**Supplied text**
Eritrean officials say that with their new stove design - which uses
insulation to conserve heat and a metal chimney to suck in air and funnel
smoke - Kebedsh, and other women like her, could cut the amount of wood used
by half.
The scheme aims to cut thousands of tonnes of carbon dioxide emissions by
burning often scarce supplies of wood more efficiently and save 366 kg (800
lbs) of firewood per household per year.
FUEL FRIENDLY
Paul Mushamba, energy adviser for the Programme for Biomass Energy
Conservation in Southern Africa, has been working on a project partly funded
by Germany to introduce a whole range of energy efficient clay and metal
stoves, cutting smoke output.
"Some of the designs are really low cost, which puts them within reach of
the very poor," he said.
Mushamba has spent three years visiting communities across southern Africa
and says the best choice of stove depends very much on locally available
materials and cost.
Often simply showing people how to make a small clay stove with walls,
replacing three large loose stones placed around a fire, can produce huge
wood savings for less than a dollar.

**Record extracts**

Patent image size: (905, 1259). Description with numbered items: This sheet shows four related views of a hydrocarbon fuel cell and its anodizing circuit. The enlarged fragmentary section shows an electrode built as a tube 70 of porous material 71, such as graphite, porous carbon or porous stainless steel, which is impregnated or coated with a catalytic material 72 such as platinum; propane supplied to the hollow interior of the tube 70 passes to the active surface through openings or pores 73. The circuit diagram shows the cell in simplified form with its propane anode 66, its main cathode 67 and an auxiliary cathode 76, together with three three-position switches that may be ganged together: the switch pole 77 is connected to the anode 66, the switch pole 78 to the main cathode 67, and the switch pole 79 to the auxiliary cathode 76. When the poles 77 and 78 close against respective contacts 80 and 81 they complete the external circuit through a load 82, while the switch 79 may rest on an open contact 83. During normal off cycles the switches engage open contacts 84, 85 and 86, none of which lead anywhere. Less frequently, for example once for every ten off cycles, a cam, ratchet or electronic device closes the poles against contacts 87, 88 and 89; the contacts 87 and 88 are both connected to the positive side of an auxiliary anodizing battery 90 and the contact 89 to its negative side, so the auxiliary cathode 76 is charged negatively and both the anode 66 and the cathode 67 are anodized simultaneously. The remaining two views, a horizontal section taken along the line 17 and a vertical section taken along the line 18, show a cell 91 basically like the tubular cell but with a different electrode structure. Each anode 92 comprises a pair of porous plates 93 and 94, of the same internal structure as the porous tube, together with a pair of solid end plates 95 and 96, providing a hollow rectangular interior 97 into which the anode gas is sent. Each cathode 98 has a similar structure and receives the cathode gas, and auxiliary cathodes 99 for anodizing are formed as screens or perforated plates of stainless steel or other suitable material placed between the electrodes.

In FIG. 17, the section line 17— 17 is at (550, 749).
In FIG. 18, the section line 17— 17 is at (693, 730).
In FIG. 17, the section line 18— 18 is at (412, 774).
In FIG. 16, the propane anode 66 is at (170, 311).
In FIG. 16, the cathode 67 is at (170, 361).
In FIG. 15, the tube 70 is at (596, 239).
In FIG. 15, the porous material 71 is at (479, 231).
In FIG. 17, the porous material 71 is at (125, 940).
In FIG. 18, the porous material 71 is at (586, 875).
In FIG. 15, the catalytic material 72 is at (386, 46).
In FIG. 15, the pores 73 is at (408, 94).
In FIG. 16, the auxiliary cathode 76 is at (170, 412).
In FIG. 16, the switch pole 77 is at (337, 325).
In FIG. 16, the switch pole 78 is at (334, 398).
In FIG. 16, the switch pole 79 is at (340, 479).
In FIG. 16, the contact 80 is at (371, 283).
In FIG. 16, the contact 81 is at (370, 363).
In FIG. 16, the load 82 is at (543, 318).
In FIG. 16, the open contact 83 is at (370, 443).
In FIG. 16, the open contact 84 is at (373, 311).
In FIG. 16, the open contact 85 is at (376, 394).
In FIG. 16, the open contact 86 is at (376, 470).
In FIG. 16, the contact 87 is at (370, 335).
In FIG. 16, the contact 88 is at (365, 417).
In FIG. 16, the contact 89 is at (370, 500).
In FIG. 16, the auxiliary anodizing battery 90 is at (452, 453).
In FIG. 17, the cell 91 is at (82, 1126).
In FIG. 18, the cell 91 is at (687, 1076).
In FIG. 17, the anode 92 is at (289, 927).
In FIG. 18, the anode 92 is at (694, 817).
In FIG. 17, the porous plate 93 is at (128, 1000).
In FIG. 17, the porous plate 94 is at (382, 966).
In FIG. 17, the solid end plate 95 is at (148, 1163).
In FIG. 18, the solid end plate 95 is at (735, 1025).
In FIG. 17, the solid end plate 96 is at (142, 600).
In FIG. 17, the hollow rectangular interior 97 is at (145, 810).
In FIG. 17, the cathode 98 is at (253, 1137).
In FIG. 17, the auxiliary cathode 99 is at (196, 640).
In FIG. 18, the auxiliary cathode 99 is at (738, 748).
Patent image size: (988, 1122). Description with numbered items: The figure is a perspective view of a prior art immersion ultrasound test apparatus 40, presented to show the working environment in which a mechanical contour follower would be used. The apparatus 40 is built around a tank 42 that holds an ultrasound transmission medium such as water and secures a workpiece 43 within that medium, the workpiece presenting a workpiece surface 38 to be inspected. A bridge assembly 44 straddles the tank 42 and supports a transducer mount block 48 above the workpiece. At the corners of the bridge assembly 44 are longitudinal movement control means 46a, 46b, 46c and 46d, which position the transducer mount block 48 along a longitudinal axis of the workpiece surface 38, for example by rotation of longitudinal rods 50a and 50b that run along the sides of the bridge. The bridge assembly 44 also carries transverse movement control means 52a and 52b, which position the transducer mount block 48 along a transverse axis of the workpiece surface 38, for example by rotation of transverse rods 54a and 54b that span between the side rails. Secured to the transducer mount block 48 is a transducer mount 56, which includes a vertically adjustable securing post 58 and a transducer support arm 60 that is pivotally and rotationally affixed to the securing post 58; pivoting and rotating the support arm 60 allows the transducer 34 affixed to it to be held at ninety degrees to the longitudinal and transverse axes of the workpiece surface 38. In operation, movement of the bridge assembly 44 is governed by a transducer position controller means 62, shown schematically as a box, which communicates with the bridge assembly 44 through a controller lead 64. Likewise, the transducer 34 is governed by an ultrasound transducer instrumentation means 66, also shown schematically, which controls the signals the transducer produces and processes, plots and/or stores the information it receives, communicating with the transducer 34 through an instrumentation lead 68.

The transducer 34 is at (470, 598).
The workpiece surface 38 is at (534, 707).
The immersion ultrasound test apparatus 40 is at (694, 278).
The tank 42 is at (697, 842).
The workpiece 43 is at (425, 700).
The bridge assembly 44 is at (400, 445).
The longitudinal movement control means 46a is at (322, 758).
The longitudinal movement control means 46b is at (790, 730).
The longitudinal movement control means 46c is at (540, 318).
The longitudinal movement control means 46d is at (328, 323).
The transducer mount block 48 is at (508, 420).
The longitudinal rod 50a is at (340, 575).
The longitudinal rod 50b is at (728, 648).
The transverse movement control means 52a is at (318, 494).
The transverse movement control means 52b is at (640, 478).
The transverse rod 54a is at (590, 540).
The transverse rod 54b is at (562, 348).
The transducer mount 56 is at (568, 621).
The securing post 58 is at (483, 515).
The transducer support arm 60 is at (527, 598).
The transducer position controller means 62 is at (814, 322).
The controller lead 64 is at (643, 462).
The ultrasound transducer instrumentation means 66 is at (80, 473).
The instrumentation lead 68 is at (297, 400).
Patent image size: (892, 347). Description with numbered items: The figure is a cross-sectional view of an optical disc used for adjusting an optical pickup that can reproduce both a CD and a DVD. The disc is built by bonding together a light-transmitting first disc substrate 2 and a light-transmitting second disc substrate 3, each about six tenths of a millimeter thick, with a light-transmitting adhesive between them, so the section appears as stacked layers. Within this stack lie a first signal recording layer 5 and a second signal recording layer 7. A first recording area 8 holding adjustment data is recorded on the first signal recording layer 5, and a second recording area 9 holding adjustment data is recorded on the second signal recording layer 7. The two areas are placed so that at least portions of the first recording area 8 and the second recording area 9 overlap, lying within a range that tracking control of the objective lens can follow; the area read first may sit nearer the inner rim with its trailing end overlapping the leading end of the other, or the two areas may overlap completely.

**Written instruction 1**
In the text on fuel-efficient stoves, how many years has Paul Mushamba spent visiting communities across southern Africa?
**Written instruction 2**
Take the passage on fuel-efficient stoves further, picking up right after its final sentence.

**Exercise result 1**
Three years.

**Exercise result 2**
However, the challenge in Eritrea, as with many environmental projects
working with households in Africa, is to spread the impact from a few
villages to the entire country of 3.7 million.
The aim is to convert all stoves in rural areas into the new fuel-efficient
design, which means reaching out to 500,000 households, mostly in remote
areas of the Red Sea state of barren plains and parched mountain ranges.
But Eritrea is still struggling to repair the legacy of a 30-year liberation
struggle and a 1998-2000 border war with its much larger neighbour Ethiopia,
meaning progress is gradual.
"We are only in the early stages," said Afeworki Tesfazion, director of
energy research at the Eritrean Research and Training Centre. "We are yet to
reach many, many people."
The government says the cheap, simple and home-grown nature of the project
is just the kind to thrive in a country fiercely proud of its tradition of
self-reliance, although the scheme does receive funding from Britain.
But in a country where many people cannot read, spreading the idea is far
from easy. The government has so far trained 223 women to pass on
information about the stove by word of mouth to some of the remotest area of
the country, Afeworki said.
The stoves are designed to be affordable, costing 180 nakfa ($14) to
purchase the chimney pipes and various metal components such as a metal
furnace door. Villagers can pay for the pieces over a year under a credit
scheme.
"It's a slow process at first," said Afeworki. "But it is gaining momentum
now."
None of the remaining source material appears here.